Dataset items:
>> Begin

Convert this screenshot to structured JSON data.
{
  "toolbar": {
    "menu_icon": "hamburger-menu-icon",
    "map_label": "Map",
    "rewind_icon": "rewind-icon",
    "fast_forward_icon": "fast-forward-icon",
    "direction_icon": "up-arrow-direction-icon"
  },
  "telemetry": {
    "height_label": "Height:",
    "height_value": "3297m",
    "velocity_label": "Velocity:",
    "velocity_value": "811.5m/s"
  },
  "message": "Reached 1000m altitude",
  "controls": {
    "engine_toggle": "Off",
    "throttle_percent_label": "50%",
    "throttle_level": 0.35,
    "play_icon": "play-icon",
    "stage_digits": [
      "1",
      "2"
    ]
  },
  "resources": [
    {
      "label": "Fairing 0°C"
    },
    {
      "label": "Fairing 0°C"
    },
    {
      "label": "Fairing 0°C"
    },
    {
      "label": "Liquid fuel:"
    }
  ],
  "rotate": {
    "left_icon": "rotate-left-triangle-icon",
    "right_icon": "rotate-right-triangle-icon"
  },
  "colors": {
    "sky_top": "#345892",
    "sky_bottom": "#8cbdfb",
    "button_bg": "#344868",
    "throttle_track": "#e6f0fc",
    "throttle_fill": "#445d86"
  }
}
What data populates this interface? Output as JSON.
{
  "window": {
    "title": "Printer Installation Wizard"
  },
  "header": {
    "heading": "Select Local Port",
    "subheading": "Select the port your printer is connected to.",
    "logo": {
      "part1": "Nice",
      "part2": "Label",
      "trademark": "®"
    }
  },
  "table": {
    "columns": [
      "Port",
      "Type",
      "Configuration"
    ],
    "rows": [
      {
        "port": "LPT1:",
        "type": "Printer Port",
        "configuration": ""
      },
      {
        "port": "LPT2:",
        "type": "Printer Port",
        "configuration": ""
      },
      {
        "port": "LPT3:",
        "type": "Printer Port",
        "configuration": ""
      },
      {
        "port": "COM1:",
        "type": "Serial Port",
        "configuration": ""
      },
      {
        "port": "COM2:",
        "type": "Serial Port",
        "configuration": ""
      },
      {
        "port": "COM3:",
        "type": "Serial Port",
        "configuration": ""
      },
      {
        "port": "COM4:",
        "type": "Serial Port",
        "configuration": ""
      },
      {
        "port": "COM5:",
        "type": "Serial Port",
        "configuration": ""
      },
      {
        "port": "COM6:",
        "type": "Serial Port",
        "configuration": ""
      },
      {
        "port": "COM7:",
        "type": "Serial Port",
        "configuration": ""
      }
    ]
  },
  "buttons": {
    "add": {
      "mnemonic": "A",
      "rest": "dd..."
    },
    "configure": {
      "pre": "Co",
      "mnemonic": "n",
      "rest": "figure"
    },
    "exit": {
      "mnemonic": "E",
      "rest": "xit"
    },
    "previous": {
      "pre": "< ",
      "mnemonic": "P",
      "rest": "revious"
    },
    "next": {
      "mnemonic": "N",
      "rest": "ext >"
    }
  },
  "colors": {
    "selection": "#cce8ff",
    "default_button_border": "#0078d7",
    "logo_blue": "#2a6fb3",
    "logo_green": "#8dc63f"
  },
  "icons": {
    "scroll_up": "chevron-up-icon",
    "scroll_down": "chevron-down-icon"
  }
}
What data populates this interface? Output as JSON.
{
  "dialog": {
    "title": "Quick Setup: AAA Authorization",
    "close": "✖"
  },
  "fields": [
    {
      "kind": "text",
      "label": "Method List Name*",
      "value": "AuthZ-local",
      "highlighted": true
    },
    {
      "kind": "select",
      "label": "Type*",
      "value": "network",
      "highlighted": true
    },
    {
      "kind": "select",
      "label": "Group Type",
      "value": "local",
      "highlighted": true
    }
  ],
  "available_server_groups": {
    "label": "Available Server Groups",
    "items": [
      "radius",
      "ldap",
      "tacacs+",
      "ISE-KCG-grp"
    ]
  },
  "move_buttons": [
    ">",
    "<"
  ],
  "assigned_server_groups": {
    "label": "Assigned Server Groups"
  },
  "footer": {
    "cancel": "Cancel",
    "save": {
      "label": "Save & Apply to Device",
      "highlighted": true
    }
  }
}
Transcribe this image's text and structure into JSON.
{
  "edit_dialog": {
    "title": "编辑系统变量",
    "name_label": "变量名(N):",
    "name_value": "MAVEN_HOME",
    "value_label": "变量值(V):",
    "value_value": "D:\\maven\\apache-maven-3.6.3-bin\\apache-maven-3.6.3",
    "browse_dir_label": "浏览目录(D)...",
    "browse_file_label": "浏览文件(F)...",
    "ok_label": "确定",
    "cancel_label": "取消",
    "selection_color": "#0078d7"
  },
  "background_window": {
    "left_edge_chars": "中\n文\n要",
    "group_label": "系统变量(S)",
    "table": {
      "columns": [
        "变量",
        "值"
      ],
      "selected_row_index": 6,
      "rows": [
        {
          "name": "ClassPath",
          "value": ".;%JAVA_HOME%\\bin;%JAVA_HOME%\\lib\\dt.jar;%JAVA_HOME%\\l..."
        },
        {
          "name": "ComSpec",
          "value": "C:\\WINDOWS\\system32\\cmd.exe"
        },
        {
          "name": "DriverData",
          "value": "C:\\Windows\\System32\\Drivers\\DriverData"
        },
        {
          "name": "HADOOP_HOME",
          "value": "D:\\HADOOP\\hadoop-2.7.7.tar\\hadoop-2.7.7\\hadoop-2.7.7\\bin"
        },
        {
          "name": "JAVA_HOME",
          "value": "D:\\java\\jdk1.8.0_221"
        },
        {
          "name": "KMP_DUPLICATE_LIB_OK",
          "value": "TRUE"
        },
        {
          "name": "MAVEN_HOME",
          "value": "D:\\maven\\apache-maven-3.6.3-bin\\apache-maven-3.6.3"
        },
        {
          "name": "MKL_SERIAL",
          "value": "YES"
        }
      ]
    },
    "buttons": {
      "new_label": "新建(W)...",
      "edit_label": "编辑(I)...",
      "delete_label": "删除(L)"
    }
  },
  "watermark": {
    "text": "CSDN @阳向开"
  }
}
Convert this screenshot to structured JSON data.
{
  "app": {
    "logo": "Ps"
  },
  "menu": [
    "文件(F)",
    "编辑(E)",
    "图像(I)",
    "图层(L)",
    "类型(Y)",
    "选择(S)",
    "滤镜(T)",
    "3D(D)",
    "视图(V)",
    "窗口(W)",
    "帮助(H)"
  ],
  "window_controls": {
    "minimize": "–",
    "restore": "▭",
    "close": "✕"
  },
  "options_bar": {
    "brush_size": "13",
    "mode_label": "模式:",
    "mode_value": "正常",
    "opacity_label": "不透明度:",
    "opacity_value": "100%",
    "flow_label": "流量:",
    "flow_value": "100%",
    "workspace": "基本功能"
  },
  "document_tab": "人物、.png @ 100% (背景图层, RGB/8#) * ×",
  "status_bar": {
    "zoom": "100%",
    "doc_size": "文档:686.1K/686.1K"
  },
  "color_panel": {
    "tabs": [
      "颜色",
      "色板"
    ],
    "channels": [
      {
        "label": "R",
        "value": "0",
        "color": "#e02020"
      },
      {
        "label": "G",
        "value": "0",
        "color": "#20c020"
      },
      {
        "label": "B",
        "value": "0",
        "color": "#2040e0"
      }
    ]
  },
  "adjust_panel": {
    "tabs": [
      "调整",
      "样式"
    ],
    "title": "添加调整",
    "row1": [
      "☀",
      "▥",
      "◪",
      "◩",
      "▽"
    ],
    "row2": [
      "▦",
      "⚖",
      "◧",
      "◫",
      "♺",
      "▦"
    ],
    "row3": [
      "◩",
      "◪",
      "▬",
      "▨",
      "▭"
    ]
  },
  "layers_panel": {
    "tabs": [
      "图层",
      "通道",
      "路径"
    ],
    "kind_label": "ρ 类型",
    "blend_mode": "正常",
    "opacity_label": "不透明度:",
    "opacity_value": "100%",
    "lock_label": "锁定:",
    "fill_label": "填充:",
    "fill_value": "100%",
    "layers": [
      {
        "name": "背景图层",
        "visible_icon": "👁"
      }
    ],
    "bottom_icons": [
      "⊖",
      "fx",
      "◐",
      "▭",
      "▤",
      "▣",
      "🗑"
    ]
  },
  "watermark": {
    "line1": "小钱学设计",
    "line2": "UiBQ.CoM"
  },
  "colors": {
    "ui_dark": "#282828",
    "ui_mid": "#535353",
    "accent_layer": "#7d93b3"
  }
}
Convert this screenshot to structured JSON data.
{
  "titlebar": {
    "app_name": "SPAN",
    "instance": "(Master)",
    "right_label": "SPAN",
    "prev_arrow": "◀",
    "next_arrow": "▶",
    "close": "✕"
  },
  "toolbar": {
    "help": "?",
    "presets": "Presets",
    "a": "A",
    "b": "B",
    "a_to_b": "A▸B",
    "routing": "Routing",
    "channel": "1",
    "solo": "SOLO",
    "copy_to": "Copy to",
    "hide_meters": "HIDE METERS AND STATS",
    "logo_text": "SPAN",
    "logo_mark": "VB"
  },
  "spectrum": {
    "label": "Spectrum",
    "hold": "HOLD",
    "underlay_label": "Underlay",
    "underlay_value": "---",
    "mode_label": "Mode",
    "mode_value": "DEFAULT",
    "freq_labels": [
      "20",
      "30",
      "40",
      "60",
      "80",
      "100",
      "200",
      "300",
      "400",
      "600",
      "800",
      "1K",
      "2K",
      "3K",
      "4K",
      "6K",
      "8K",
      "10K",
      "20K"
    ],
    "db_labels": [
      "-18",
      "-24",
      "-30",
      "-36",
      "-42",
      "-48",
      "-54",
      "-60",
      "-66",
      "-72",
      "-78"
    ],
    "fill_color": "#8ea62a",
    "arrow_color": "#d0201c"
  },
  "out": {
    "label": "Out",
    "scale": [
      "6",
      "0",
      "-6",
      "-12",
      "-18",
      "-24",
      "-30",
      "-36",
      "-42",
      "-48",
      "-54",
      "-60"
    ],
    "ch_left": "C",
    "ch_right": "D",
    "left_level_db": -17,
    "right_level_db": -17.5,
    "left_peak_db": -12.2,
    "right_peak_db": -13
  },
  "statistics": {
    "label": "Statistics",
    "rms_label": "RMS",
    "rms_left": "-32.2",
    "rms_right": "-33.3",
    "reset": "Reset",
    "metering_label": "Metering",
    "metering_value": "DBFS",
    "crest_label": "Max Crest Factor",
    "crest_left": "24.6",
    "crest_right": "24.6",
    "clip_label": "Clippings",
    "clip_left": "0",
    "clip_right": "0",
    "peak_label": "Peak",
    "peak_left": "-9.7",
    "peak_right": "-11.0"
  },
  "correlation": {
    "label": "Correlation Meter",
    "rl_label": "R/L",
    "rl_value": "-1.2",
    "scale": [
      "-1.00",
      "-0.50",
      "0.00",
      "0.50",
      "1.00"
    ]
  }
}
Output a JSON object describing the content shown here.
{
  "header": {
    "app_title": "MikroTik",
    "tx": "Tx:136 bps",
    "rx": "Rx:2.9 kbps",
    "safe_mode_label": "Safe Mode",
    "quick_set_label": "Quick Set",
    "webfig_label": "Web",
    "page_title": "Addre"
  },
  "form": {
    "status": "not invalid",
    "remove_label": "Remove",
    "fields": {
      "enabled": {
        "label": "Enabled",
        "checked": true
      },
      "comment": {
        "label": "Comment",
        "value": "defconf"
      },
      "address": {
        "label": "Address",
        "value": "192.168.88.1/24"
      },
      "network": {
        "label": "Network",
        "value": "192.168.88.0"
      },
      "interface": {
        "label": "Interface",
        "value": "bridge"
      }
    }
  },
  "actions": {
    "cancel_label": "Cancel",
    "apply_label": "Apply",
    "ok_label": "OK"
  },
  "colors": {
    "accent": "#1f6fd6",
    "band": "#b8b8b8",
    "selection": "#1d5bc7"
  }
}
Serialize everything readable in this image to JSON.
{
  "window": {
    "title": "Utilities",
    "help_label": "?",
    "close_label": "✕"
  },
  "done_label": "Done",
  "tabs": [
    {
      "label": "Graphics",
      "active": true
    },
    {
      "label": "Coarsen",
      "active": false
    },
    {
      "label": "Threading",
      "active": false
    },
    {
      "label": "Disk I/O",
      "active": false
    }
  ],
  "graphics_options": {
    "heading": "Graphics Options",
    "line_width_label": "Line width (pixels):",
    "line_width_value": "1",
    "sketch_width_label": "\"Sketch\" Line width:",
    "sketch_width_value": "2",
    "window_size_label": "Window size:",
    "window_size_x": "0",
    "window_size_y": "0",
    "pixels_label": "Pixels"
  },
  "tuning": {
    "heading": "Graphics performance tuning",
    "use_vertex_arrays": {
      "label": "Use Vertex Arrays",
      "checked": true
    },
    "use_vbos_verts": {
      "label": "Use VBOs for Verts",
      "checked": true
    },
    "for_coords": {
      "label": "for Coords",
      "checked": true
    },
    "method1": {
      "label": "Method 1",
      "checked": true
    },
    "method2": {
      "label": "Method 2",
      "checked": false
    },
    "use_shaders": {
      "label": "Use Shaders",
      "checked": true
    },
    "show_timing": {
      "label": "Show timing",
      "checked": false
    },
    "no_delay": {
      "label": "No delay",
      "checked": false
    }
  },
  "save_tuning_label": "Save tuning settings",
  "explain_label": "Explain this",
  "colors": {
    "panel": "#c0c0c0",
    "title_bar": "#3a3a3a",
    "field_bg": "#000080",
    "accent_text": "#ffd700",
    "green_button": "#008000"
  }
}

>> End

Locate the word "Quick" in the entries, and copy every line where it is found.

• _Answer_:
    "title": "Quick Setup: AAA Authorization",
    "quick_set_label": "Quick Set",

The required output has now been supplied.